_Problem statement_: Gather every line from the entries below that includes "следующей".

_Data shown_:
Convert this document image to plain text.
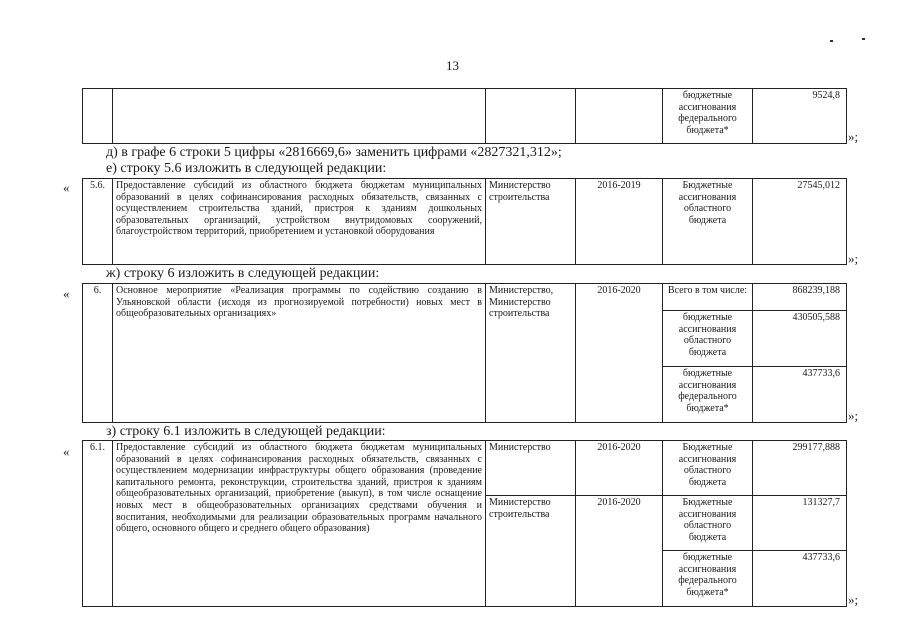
13
				бюджетные ассигнования федерального бюджета*	9524,8
»;
д) в графе 6 строки 5 цифры «2816669,6» заменить цифрами «2827321,312»;
е) строку 5.6 изложить в следующей редакции:
« 5.6.	Предоставление субсидий из областного бюджета бюджетам муниципальных образований в целях софинансирования расходных обязательств, связанных с осуществлением строительства зданий, пристроя к зданиям дошкольных образовательных организаций, устройством внутридомовых сооружений, благоустройством территорий, приобретением и установкой оборудования	Министерство строительства	2016-2019	Бюджетные ассигнования областного бюджета	27545,012
»;
ж) строку 6 изложить в следующей редакции:
« 6.	Основное мероприятие «Реализация программы по содействию созданию в Ульяновской области (исходя из прогнозируемой потребности) новых мест в общеобразовательных организациях»	Министерство, Министерство строительства	2016-2020	Всего в том числе:	868239,188
				бюджетные ассигнования областного бюджета	430505,588
				бюджетные ассигнования федерального бюджета*	437733,6
»;
з) строку 6.1 изложить в следующей редакции:
« 6.1.	Предоставление субсидий из областного бюджета бюджетам муниципальных образований в целях софинансирования расходных обязательств, связанных с осуществлением модернизации инфраструктуры общего образования (проведение капитального ремонта, реконструкции, строительства зданий, пристроя к зданиям общеобразовательных организаций, приобретение (выкуп), в том числе оснащение новых мест в общеобразовательных организациях средствами обучения и воспитания, необходимыми для реализации образовательных программ начального общего, основного общего и среднего общего образования)	Министерство	2016-2020	Бюджетные ассигнования областного бюджета	299177,888
		Министерство строительства	2016-2020	Бюджетные ассигнования областного бюджета	131327,7
				бюджетные ассигнования федерального бюджета*	437733,6
»;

_Exercise response_:
е) строку 5.6 изложить в следующей редакции:
ж) строку 6 изложить в следующей редакции:
з) строку 6.1 изложить в следующей редакции:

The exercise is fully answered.